• **Saved data entries**
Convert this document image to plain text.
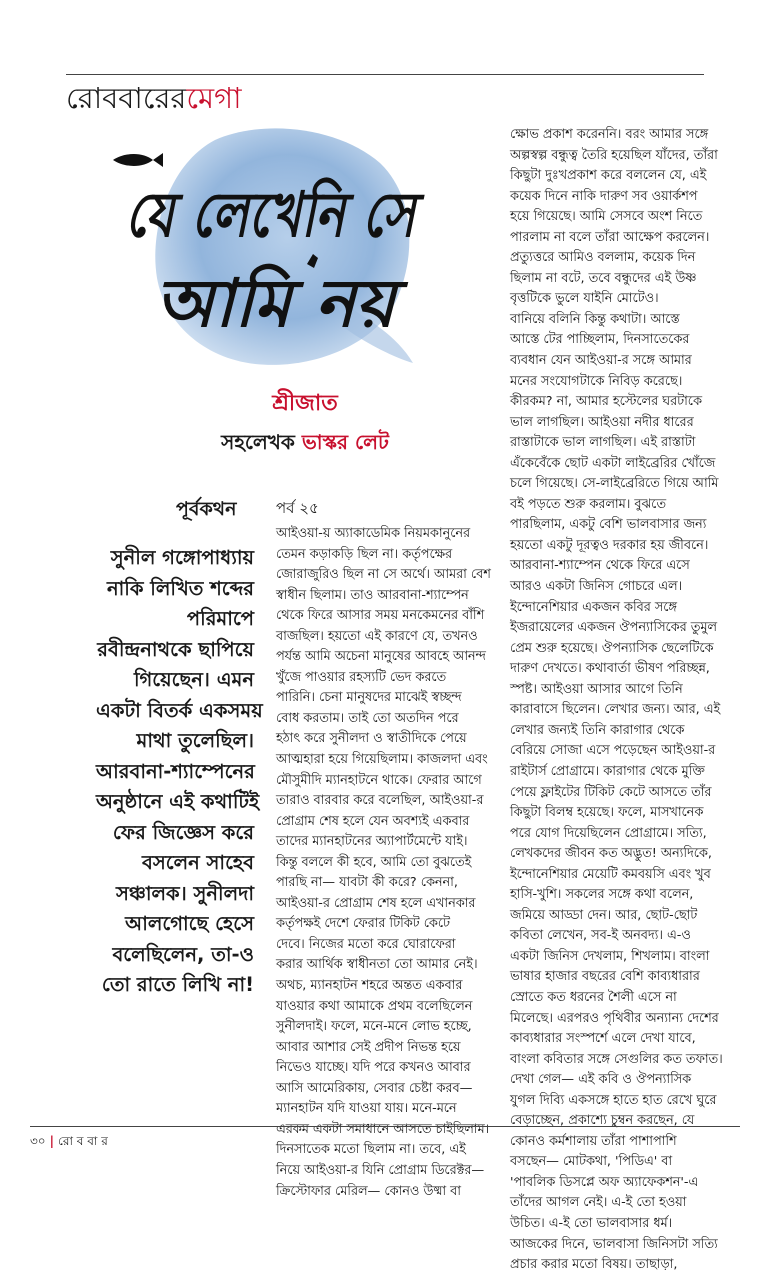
রোববারেরমেগা
যে লেখেনি সে
আমি নয়
শ্রীজাত
সহলেখক ভাস্কর লেট
পূর্বকথন	পর্ব ২৫
সুনীল গঙ্গোপাধ্যায়
নাকি লিখিত শব্দের
পরিমাপে
রবীন্দ্রনাথকে ছাপিয়ে
গিয়েছেন। এমন
একটা বিতর্ক একসময়
মাথা তুলেছিল।
আরবানা-শ্যাম্পেনের
অনুষ্ঠানে এই কথাটিই
ফের জিজ্ঞেস করে
বসলেন সাহেব
সঞ্চালক। সুনীলদা
আলগোছে হেসে
বলেছিলেন, তা-ও
তো রাতে লিখি না!
আইওয়া-য় অ্যাকাডেমিক নিয়মকানুনের
তেমন কড়াকড়ি ছিল না। কর্তৃপক্ষের
জোরাজুরিও ছিল না সে অর্থে। আমরা বেশ
স্বাধীন ছিলাম। তাও আরবানা-শ্যাম্পেন
থেকে ফিরে আসার সময় মনকেমনের বাঁশি
বাজছিল। হয়তো এই কারণে যে, তখনও
পর্যন্ত আমি অচেনা মানুষের আবহে আনন্দ
খুঁজে পাওয়ার রহস্যটি ভেদ করতে
পারিনি। চেনা মানুষদের মাঝেই স্বচ্ছন্দ
বোধ করতাম। তাই তো অতদিন পরে
হঠাৎ করে সুনীলদা ও স্বাতীদিকে পেয়ে
আত্মহারা হয়ে গিয়েছিলাম। কাজলদা এবং
মৌসুমীদি ম্যানহাটনে থাকে। ফেরার আগে
তারাও বারবার করে বলেছিল, আইওয়া-র
প্রোগ্রাম শেষ হলে যেন অবশ্যই একবার
তাদের ম্যানহাটনের অ্যাপার্টমেন্টে যাই।
কিন্তু বললে কী হবে, আমি তো বুঝতেই
পারছি না— যাবটা কী করে? কেননা,
আইওয়া-র প্রোগ্রাম শেষ হলে এখানকার
কর্তৃপক্ষই দেশে ফেরার টিকিট কেটে
দেবে। নিজের মতো করে ঘোরাফেরা
করার আর্থিক স্বাধীনতা তো আমার নেই।
অথচ, ম্যানহাটন শহরে অন্তত একবার
যাওয়ার কথা আমাকে প্রথম বলেছিলেন
সুনীলদাই। ফলে, মনে-মনে লোভ হচ্ছে,
আবার আশার সেই প্রদীপ নিভন্ত হয়ে
নিভেও যাচ্ছে। যদি পরে কখনও আবার
আসি আমেরিকায়, সেবার চেষ্টা করব—
ম্যানহাটন যদি যাওয়া যায়। মনে-মনে
এরকম একটা সমাধানে আসতে চাইছিলাম।
দিনসাতেক মতো ছিলাম না। তবে, এই
নিয়ে আইওয়া-র যিনি প্রোগ্রাম ডিরেক্টর—
ক্রিস্টোফার মেরিল— কোনও উষ্মা বা
ক্ষোভ প্রকাশ করেননি। বরং আমার সঙ্গে
অল্পস্বল্প বন্ধুত্ব তৈরি হয়েছিল যাঁদের, তাঁরা
কিছুটা দুঃখপ্রকাশ করে বললেন যে, এই
কয়েক দিনে নাকি দারুণ সব ওয়ার্কশপ
হয়ে গিয়েছে। আমি সেসবে অংশ নিতে
পারলাম না বলে তাঁরা আক্ষেপ করলেন।
প্রত্যুত্তরে আমিও বললাম, কয়েক দিন
ছিলাম না বটে, তবে বন্ধুদের এই উষ্ণ
বৃত্তটিকে ভুলে যাইনি মোটেও।
বানিয়ে বলিনি কিন্তু কথাটা। আস্তে
আস্তে টের পাচ্ছিলাম, দিনসাতেকের
ব্যবধান যেন আইওয়া-র সঙ্গে আমার
মনের সংযোগটাকে নিবিড় করেছে।
কীরকম? না, আমার হস্টেলের ঘরটাকে
ভাল লাগছিল। আইওয়া নদীর ধারের
রাস্তাটাকে ভাল লাগছিল। এই রাস্তাটা
এঁকেবেঁকে ছোট একটা লাইব্রেরির খোঁজে
চলে গিয়েছে। সে-লাইব্রেরিতে গিয়ে আমি
বই পড়তে শুরু করলাম। বুঝতে
পারছিলাম, একটু বেশি ভালবাসার জন্য
হয়তো একটু দূরত্বও দরকার হয় জীবনে।
আরবানা-শ্যাম্পেন থেকে ফিরে এসে
আরও একটা জিনিস গোচরে এল।
ইন্দোনেশিয়ার একজন কবির সঙ্গে
ইজরায়েলের একজন ঔপন্যাসিকের তুমুল
প্রেম শুরু হয়েছে। ঔপন্যাসিক ছেলেটিকে
দারুণ দেখতে। কথাবার্তা ভীষণ পরিচ্ছন্ন,
স্পষ্ট। আইওয়া আসার আগে তিনি
কারাবাসে ছিলেন। লেখার জন্য। আর, এই
লেখার জন্যই তিনি কারাগার থেকে
বেরিয়ে সোজা এসে পড়েছেন আইওয়া-র
রাইটার্স প্রোগ্রামে। কারাগার থেকে মুক্তি
পেয়ে ফ্লাইটের টিকিট কেটে আসতে তাঁর
কিছুটা বিলম্ব হয়েছে। ফলে, মাসখানেক
পরে যোগ দিয়েছিলেন প্রোগ্রামে। সত্যি,
লেখকদের জীবন কত অদ্ভুত! অন্যদিকে,
ইন্দোনেশিয়ার মেয়েটি কমবয়সি এবং খুব
হাসি-খুশি। সকলের সঙ্গে কথা বলেন,
জমিয়ে আড্ডা দেন। আর, ছোট-ছোট
কবিতা লেখেন, সব-ই অনবদ্য। এ-ও
একটা জিনিস দেখলাম, শিখলাম। বাংলা
ভাষার হাজার বছরের বেশি কাব্যধারার
স্রোতে কত ধরনের শৈলী এসে না
মিলেছে। এরপরও পৃথিবীর অন্যান্য দেশের
কাব্যধারার সংস্পর্শে এলে দেখা যাবে,
বাংলা কবিতার সঙ্গে সেগুলির কত তফাত।
দেখা গেল— এই কবি ও ঔপন্যাসিক
যুগল দিব্যি একসঙ্গে হাতে হাত রেখে ঘুরে
বেড়াচ্ছেন, প্রকাশ্যে চুম্বন করছেন, যে
কোনও কর্মশালায় তাঁরা পাশাপাশি
বসছেন— মোটকথা, 'পিডিএ' বা
'পাবলিক ডিসপ্লে অফ অ্যাফেকশন'-এ
তাঁদের আগল নেই। এ-ই তো হওয়া
উচিত। এ-ই তো ভালবাসার ধর্ম।
আজকের দিনে, ভালবাসা জিনিসটা সত্যি
প্রচার করার মতো বিষয়। তাছাড়া,
৩০ | রো ব বা র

• **PROBLEM REQUIREMENTS**
Return the listing above unchanged, apart from dropping its pictures.

• **EXERCISE OUTPUT**
Convert this document image to plain text.
রোববারেরমেগা
যে লেখেনি সে
আমি নয়
শ্রীজাত
সহলেখক ভাস্কর লেট
পূর্বকথন	পর্ব ২৫
সুনীল গঙ্গোপাধ্যায়
নাকি লিখিত শব্দের
পরিমাপে
রবীন্দ্রনাথকে ছাপিয়ে
গিয়েছেন। এমন
একটা বিতর্ক একসময়
মাথা তুলেছিল।
আরবানা-শ্যাম্পেনের
অনুষ্ঠানে এই কথাটিই
ফের জিজ্ঞেস করে
বসলেন সাহেব
সঞ্চালক। সুনীলদা
আলগোছে হেসে
বলেছিলেন, তা-ও
তো রাতে লিখি না!
আইওয়া-য় অ্যাকাডেমিক নিয়মকানুনের
তেমন কড়াকড়ি ছিল না। কর্তৃপক্ষের
জোরাজুরিও ছিল না সে অর্থে। আমরা বেশ
স্বাধীন ছিলাম। তাও আরবানা-শ্যাম্পেন
থেকে ফিরে আসার সময় মনকেমনের বাঁশি
বাজছিল। হয়তো এই কারণে যে, তখনও
পর্যন্ত আমি অচেনা মানুষের আবহে আনন্দ
খুঁজে পাওয়ার রহস্যটি ভেদ করতে
পারিনি। চেনা মানুষদের মাঝেই স্বচ্ছন্দ
বোধ করতাম। তাই তো অতদিন পরে
হঠাৎ করে সুনীলদা ও স্বাতীদিকে পেয়ে
আত্মহারা হয়ে গিয়েছিলাম। কাজলদা এবং
মৌসুমীদি ম্যানহাটনে থাকে। ফেরার আগে
তারাও বারবার করে বলেছিল, আইওয়া-র
প্রোগ্রাম শেষ হলে যেন অবশ্যই একবার
তাদের ম্যানহাটনের অ্যাপার্টমেন্টে যাই।
কিন্তু বললে কী হবে, আমি তো বুঝতেই
পারছি না— যাবটা কী করে? কেননা,
আইওয়া-র প্রোগ্রাম শেষ হলে এখানকার
কর্তৃপক্ষই দেশে ফেরার টিকিট কেটে
দেবে। নিজের মতো করে ঘোরাফেরা
করার আর্থিক স্বাধীনতা তো আমার নেই।
অথচ, ম্যানহাটন শহরে অন্তত একবার
যাওয়ার কথা আমাকে প্রথম বলেছিলেন
সুনীলদাই। ফলে, মনে-মনে লোভ হচ্ছে,
আবার আশার সেই প্রদীপ নিভন্ত হয়ে
নিভেও যাচ্ছে। যদি পরে কখনও আবার
আসি আমেরিকায়, সেবার চেষ্টা করব—
ম্যানহাটন যদি যাওয়া যায়। মনে-মনে
এরকম একটা সমাধানে আসতে চাইছিলাম।
দিনসাতেক মতো ছিলাম না। তবে, এই
নিয়ে আইওয়া-র যিনি প্রোগ্রাম ডিরেক্টর—
ক্রিস্টোফার মেরিল— কোনও উষ্মা বা
ক্ষোভ প্রকাশ করেননি। বরং আমার সঙ্গে
অল্পস্বল্প বন্ধুত্ব তৈরি হয়েছিল যাঁদের, তাঁরা
কিছুটা দুঃখপ্রকাশ করে বললেন যে, এই
কয়েক দিনে নাকি দারুণ সব ওয়ার্কশপ
হয়ে গিয়েছে। আমি সেসবে অংশ নিতে
পারলাম না বলে তাঁরা আক্ষেপ করলেন।
প্রত্যুত্তরে আমিও বললাম, কয়েক দিন
ছিলাম না বটে, তবে বন্ধুদের এই উষ্ণ
বৃত্তটিকে ভুলে যাইনি মোটেও।
বানিয়ে বলিনি কিন্তু কথাটা। আস্তে
আস্তে টের পাচ্ছিলাম, দিনসাতেকের
ব্যবধান যেন আইওয়া-র সঙ্গে আমার
মনের সংযোগটাকে নিবিড় করেছে।
কীরকম? না, আমার হস্টেলের ঘরটাকে
ভাল লাগছিল। আইওয়া নদীর ধারের
রাস্তাটাকে ভাল লাগছিল। এই রাস্তাটা
এঁকেবেঁকে ছোট একটা লাইব্রেরির খোঁজে
চলে গিয়েছে। সে-লাইব্রেরিতে গিয়ে আমি
বই পড়তে শুরু করলাম। বুঝতে
পারছিলাম, একটু বেশি ভালবাসার জন্য
হয়তো একটু দূরত্বও দরকার হয় জীবনে।
আরবানা-শ্যাম্পেন থেকে ফিরে এসে
আরও একটা জিনিস গোচরে এল।
ইন্দোনেশিয়ার একজন কবির সঙ্গে
ইজরায়েলের একজন ঔপন্যাসিকের তুমুল
প্রেম শুরু হয়েছে। ঔপন্যাসিক ছেলেটিকে
দারুণ দেখতে। কথাবার্তা ভীষণ পরিচ্ছন্ন,
স্পষ্ট। আইওয়া আসার আগে তিনি
কারাবাসে ছিলেন। লেখার জন্য। আর, এই
লেখার জন্যই তিনি কারাগার থেকে
বেরিয়ে সোজা এসে পড়েছেন আইওয়া-র
রাইটার্স প্রোগ্রামে। কারাগার থেকে মুক্তি
পেয়ে ফ্লাইটের টিকিট কেটে আসতে তাঁর
কিছুটা বিলম্ব হয়েছে। ফলে, মাসখানেক
পরে যোগ দিয়েছিলেন প্রোগ্রামে। সত্যি,
লেখকদের জীবন কত অদ্ভুত! অন্যদিকে,
ইন্দোনেশিয়ার মেয়েটি কমবয়সি এবং খুব
হাসি-খুশি। সকলের সঙ্গে কথা বলেন,
জমিয়ে আড্ডা দেন। আর, ছোট-ছোট
কবিতা লেখেন, সব-ই অনবদ্য। এ-ও
একটা জিনিস দেখলাম, শিখলাম। বাংলা
ভাষার হাজার বছরের বেশি কাব্যধারার
স্রোতে কত ধরনের শৈলী এসে না
মিলেছে। এরপরও পৃথিবীর অন্যান্য দেশের
কাব্যধারার সংস্পর্শে এলে দেখা যাবে,
বাংলা কবিতার সঙ্গে সেগুলির কত তফাত।
দেখা গেল— এই কবি ও ঔপন্যাসিক
যুগল দিব্যি একসঙ্গে হাতে হাত রেখে ঘুরে
বেড়াচ্ছেন, প্রকাশ্যে চুম্বন করছেন, যে
কোনও কর্মশালায় তাঁরা পাশাপাশি
বসছেন— মোটকথা, 'পিডিএ' বা
'পাবলিক ডিসপ্লে অফ অ্যাফেকশন'-এ
তাঁদের আগল নেই। এ-ই তো হওয়া
উচিত। এ-ই তো ভালবাসার ধর্ম।
আজকের দিনে, ভালবাসা জিনিসটা সত্যি
প্রচার করার মতো বিষয়। তাছাড়া,
৩০ | রো ব বা র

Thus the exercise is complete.